• _BRIEF_:
Look for the string "arcsec" and copy every line that has it.

• _STORED ROWS_:
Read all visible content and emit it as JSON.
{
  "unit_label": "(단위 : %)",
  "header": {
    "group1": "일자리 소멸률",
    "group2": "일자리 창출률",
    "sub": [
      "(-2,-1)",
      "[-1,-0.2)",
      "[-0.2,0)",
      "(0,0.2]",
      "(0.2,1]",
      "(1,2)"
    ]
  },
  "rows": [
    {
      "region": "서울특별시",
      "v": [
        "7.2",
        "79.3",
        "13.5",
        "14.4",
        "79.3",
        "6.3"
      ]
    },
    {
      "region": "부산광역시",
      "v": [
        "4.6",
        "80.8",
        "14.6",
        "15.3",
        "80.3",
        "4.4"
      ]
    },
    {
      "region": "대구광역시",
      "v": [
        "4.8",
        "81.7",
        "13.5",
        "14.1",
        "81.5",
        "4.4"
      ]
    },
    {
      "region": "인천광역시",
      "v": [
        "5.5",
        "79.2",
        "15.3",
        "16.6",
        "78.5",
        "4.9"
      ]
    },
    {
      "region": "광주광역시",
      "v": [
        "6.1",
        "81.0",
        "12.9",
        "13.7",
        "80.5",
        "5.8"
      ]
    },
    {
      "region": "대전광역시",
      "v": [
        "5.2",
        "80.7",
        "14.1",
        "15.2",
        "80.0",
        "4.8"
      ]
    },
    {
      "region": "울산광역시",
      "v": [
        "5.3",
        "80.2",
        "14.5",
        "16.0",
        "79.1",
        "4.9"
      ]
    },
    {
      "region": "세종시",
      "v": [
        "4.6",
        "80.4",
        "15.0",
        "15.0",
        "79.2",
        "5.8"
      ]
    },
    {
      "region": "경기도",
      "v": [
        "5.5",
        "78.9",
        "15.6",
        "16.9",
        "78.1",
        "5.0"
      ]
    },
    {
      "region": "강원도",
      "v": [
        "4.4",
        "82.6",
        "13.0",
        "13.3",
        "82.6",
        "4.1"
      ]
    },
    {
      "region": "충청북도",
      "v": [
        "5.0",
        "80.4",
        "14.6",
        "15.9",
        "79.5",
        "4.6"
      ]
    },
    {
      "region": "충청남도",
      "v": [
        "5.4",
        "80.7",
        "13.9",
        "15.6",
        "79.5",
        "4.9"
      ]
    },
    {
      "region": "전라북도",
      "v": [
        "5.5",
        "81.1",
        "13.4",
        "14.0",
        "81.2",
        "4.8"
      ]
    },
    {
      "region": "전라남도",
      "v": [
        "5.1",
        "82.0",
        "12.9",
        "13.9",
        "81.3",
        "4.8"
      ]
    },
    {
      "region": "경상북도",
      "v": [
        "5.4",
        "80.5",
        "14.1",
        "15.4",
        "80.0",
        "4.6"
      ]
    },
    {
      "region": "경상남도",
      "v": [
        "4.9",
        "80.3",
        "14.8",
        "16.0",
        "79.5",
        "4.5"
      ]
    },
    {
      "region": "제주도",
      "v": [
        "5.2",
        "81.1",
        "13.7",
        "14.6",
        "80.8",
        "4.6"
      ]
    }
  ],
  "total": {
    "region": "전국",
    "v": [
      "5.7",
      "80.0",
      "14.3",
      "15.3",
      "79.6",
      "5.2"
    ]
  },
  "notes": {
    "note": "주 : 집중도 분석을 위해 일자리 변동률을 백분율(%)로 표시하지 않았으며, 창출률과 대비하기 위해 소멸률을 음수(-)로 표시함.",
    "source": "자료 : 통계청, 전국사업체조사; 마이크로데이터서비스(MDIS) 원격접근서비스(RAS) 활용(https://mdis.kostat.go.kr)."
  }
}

---

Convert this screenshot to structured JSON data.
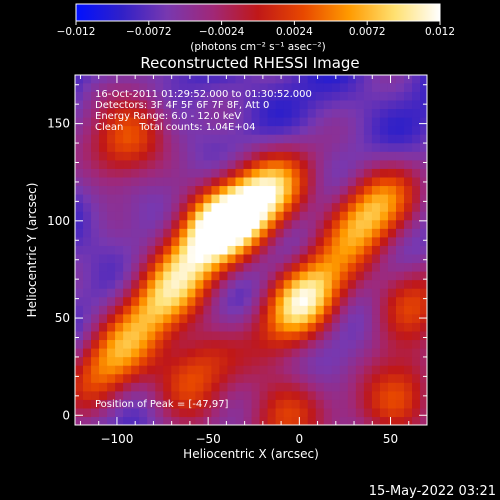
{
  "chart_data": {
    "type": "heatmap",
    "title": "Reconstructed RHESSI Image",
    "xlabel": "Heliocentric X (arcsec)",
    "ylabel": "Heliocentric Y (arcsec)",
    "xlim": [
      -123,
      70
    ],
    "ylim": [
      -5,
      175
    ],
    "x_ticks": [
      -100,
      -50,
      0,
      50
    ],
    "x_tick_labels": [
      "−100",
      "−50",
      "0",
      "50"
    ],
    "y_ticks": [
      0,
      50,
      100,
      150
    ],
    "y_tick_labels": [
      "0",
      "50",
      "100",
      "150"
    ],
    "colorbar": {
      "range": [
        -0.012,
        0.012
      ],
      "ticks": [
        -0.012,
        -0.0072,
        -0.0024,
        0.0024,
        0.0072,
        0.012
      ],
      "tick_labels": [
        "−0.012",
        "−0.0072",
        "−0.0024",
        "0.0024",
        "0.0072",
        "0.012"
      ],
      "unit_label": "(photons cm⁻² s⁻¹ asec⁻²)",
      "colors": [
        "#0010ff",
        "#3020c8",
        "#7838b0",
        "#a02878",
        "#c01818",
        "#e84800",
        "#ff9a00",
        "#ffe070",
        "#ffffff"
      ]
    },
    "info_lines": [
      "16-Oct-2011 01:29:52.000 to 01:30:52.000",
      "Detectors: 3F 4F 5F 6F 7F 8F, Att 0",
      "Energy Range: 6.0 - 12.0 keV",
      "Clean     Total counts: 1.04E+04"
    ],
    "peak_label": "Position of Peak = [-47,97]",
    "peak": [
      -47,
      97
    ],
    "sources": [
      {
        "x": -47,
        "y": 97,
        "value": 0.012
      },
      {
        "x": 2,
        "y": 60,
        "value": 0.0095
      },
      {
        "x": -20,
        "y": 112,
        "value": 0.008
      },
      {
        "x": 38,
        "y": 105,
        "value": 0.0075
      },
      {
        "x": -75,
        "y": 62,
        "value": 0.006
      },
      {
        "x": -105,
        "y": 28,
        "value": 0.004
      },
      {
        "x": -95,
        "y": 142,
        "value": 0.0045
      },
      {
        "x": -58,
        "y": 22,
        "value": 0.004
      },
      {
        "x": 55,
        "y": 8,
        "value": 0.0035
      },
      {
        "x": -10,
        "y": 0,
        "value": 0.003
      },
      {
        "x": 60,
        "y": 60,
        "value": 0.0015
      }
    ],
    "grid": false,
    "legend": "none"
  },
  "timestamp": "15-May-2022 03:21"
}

---

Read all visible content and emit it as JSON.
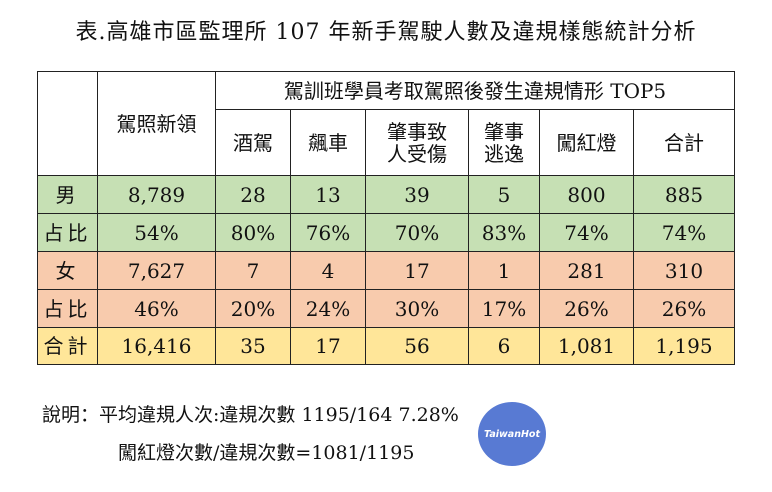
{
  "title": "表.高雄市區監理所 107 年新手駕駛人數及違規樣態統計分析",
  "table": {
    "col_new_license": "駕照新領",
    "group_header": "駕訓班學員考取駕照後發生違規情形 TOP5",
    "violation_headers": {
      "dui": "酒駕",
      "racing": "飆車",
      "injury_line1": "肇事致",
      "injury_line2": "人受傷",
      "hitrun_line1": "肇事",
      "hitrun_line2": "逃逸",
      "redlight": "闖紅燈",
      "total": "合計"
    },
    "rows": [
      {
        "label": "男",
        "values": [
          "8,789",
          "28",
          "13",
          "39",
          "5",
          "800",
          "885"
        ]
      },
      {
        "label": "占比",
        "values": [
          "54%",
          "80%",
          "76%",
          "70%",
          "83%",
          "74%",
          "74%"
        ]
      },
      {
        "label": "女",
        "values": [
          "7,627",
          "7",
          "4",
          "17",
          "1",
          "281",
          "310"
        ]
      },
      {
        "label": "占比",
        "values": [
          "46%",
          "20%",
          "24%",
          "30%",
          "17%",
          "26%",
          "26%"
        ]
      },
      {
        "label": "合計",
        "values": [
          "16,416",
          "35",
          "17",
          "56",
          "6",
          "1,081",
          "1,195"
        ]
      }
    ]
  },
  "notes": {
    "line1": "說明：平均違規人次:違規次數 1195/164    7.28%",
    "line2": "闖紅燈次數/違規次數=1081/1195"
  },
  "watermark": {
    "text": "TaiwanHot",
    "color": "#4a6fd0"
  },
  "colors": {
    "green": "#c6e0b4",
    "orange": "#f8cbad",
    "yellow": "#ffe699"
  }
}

• _EXPECTED ANSWER_:
    "xlabel": "Heliocentric X (arcsec)",
    "ylabel": "Heliocentric Y (arcsec)",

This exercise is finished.